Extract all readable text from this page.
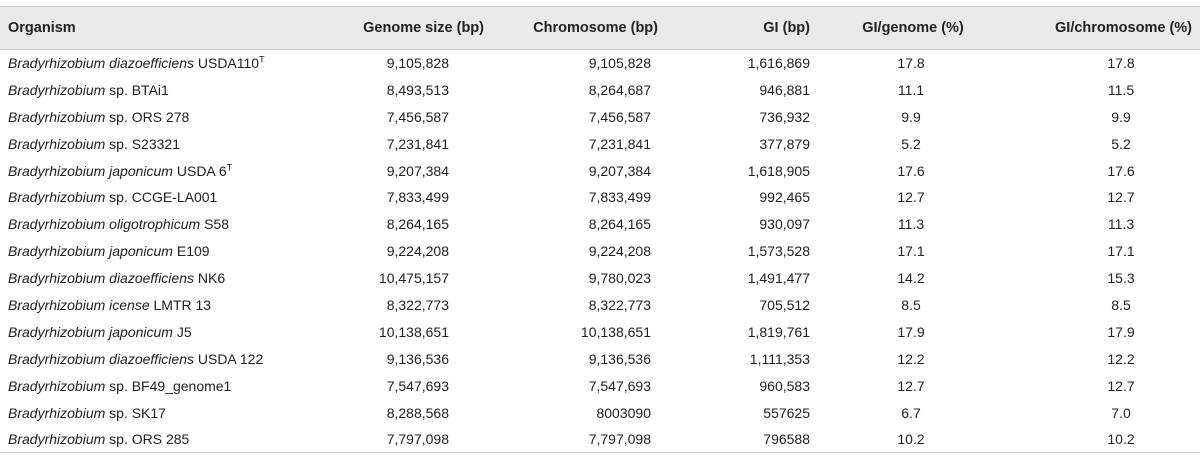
Organism	Genome size (bp)	Chromosome (bp)	GI (bp)	GI/genome (%)	GI/chromosome (%)
Bradyrhizobium diazoefficiens $USDA110^T$	9,105,828	9,105,828	1,616,869	17.8	17.8
Bradyrhizobium sp. BTAi1	8,493,513	8,264,687	946,881	11.1	11.5
Bradyrhizobium sp. ORS 278	7,456,587	7,456,587	736,932	9.9	9.9
Bradyrhizobium sp. S23321	7,231,841	7,231,841	377,879	5.2	5.2
Bradyrhizobium japonicum USDA $6^T$	9,207,384	9,207,384	1,618,905	17.6	17.6
Bradyrhizobium sp. CCGE-LA001	7,833,499	7,833,499	992,465	12.7	12.7
Bradyrhizobium oligotrophicum S58	8,264,165	8,264,165	930,097	11.3	11.3
Bradyrhizobium japonicum E109	9,224,208	9,224,208	1,573,528	17.1	17.1
Bradyrhizobium diazoefficiens NK6	10,475,157	9,780,023	1,491,477	14.2	15.3
Bradyrhizobium icense LMTR 13	8,322,773	8,322,773	705,512	8.5	8.5
Bradyrhizobium japonicum J5	10,138,651	10,138,651	1,819,761	17.9	17.9
Bradyrhizobium diazoefficiens USDA 122	9,136,536	9,136,536	1,111,353	12.2	12.2
Bradyrhizobium sp. BF49_genome1	7,547,693	7,547,693	960,583	12.7	12.7
Bradyrhizobium sp. SK17	8,288,568	8003090	557625	6.7	7.0
Bradyrhizobium sp. ORS 285	7,797,098	7,797,098	796588	10.2	10.2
· · · · · · ·
§ AIM OF THE EXERCISE
Your answer must consist of every line from the listing that holds the string "diazoefficiens".

§ TASK ANSWER
Bradyrhizobium diazoefficiens $USDA110^T$	9,105,828	9,105,828	1,616,869	17.8	17.8
Bradyrhizobium diazoefficiens NK6	10,475,157	9,780,023	1,491,477	14.2	15.3
Bradyrhizobium diazoefficiens USDA 122	9,136,536	9,136,536	1,111,353	12.2	12.2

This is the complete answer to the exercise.